- REQUIRED WORK -
Each record below should appear again exactly as written.

- DATA FOR THIS TASK -
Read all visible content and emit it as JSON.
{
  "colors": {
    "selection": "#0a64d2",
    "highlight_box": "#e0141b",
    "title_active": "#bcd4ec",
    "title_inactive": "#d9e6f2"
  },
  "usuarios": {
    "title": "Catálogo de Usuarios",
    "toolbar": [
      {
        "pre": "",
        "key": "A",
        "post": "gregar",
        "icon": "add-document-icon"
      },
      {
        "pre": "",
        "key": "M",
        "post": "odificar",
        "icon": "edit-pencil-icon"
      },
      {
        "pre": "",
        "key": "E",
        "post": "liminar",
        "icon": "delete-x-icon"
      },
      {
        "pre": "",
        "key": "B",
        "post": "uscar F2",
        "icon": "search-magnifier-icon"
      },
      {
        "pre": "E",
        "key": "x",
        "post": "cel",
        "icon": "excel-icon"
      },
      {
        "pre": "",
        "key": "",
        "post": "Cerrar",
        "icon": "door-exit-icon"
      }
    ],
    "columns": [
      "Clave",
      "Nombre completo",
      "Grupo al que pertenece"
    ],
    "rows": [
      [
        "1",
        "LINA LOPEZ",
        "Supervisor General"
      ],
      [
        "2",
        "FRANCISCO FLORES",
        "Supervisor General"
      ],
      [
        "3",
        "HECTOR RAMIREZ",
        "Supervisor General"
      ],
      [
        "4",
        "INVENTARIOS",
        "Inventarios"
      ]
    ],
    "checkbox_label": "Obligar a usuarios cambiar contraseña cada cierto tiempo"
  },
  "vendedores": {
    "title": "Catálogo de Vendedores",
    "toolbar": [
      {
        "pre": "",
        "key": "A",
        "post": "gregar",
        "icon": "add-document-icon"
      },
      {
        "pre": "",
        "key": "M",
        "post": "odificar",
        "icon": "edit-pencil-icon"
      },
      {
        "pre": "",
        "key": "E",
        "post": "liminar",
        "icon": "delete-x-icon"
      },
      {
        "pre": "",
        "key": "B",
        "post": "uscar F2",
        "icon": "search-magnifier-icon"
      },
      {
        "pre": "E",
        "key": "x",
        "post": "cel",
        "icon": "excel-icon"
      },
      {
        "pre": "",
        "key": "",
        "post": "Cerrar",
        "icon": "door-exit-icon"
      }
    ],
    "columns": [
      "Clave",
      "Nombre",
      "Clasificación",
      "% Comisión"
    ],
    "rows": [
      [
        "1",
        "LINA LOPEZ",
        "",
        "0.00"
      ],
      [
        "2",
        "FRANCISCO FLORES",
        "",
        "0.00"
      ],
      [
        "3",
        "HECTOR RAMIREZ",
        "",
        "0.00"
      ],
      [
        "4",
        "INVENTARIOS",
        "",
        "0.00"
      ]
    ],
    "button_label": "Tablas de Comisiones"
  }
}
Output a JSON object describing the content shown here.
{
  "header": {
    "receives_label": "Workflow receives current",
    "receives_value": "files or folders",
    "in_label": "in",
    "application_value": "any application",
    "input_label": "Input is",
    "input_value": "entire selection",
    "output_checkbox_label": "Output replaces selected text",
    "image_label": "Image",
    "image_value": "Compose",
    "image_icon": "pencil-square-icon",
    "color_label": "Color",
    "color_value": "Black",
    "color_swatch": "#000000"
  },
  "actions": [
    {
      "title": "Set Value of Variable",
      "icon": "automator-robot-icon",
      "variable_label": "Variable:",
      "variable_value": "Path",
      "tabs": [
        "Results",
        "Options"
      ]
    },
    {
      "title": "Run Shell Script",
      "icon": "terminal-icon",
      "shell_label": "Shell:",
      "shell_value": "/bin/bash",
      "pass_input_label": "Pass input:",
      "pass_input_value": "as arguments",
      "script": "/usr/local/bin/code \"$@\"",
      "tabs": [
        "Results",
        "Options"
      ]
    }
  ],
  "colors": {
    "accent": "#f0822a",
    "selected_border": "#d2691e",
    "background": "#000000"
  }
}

- FULL OUTPUT -
Read all visible content and emit it as JSON.
{
  "colors": {
    "selection": "#0a64d2",
    "highlight_box": "#e0141b",
    "title_active": "#bcd4ec",
    "title_inactive": "#d9e6f2"
  },
  "usuarios": {
    "title": "Catálogo de Usuarios",
    "toolbar": [
      {
        "pre": "",
        "key": "A",
        "post": "gregar",
        "icon": "add-document-icon"
      },
      {
        "pre": "",
        "key": "M",
        "post": "odificar",
        "icon": "edit-pencil-icon"
      },
      {
        "pre": "",
        "key": "E",
        "post": "liminar",
        "icon": "delete-x-icon"
      },
      {
        "pre": "",
        "key": "B",
        "post": "uscar F2",
        "icon": "search-magnifier-icon"
      },
      {
        "pre": "E",
        "key": "x",
        "post": "cel",
        "icon": "excel-icon"
      },
      {
        "pre": "",
        "key": "",
        "post": "Cerrar",
        "icon": "door-exit-icon"
      }
    ],
    "columns": [
      "Clave",
      "Nombre completo",
      "Grupo al que pertenece"
    ],
    "rows": [
      [
        "1",
        "LINA LOPEZ",
        "Supervisor General"
      ],
      [
        "2",
        "FRANCISCO FLORES",
        "Supervisor General"
      ],
      [
        "3",
        "HECTOR RAMIREZ",
        "Supervisor General"
      ],
      [
        "4",
        "INVENTARIOS",
        "Inventarios"
      ]
    ],
    "checkbox_label": "Obligar a usuarios cambiar contraseña cada cierto tiempo"
  },
  "vendedores": {
    "title": "Catálogo de Vendedores",
    "toolbar": [
      {
        "pre": "",
        "key": "A",
        "post": "gregar",
        "icon": "add-document-icon"
      },
      {
        "pre": "",
        "key": "M",
        "post": "odificar",
        "icon": "edit-pencil-icon"
      },
      {
        "pre": "",
        "key": "E",
        "post": "liminar",
        "icon": "delete-x-icon"
      },
      {
        "pre": "",
        "key": "B",
        "post": "uscar F2",
        "icon": "search-magnifier-icon"
      },
      {
        "pre": "E",
        "key": "x",
        "post": "cel",
        "icon": "excel-icon"
      },
      {
        "pre": "",
        "key": "",
        "post": "Cerrar",
        "icon": "door-exit-icon"
      }
    ],
    "columns": [
      "Clave",
      "Nombre",
      "Clasificación",
      "% Comisión"
    ],
    "rows": [
      [
        "1",
        "LINA LOPEZ",
        "",
        "0.00"
      ],
      [
        "2",
        "FRANCISCO FLORES",
        "",
        "0.00"
      ],
      [
        "3",
        "HECTOR RAMIREZ",
        "",
        "0.00"
      ],
      [
        "4",
        "INVENTARIOS",
        "",
        "0.00"
      ]
    ],
    "button_label": "Tablas de Comisiones"
  }
}
Output a JSON object describing the content shown here.
{
  "header": {
    "receives_label": "Workflow receives current",
    "receives_value": "files or folders",
    "in_label": "in",
    "application_value": "any application",
    "input_label": "Input is",
    "input_value": "entire selection",
    "output_checkbox_label": "Output replaces selected text",
    "image_label": "Image",
    "image_value": "Compose",
    "image_icon": "pencil-square-icon",
    "color_label": "Color",
    "color_value": "Black",
    "color_swatch": "#000000"
  },
  "actions": [
    {
      "title": "Set Value of Variable",
      "icon": "automator-robot-icon",
      "variable_label": "Variable:",
      "variable_value": "Path",
      "tabs": [
        "Results",
        "Options"
      ]
    },
    {
      "title": "Run Shell Script",
      "icon": "terminal-icon",
      "shell_label": "Shell:",
      "shell_value": "/bin/bash",
      "pass_input_label": "Pass input:",
      "pass_input_value": "as arguments",
      "script": "/usr/local/bin/code \"$@\"",
      "tabs": [
        "Results",
        "Options"
      ]
    }
  ],
  "colors": {
    "accent": "#f0822a",
    "selected_border": "#d2691e",
    "background": "#000000"
  }
}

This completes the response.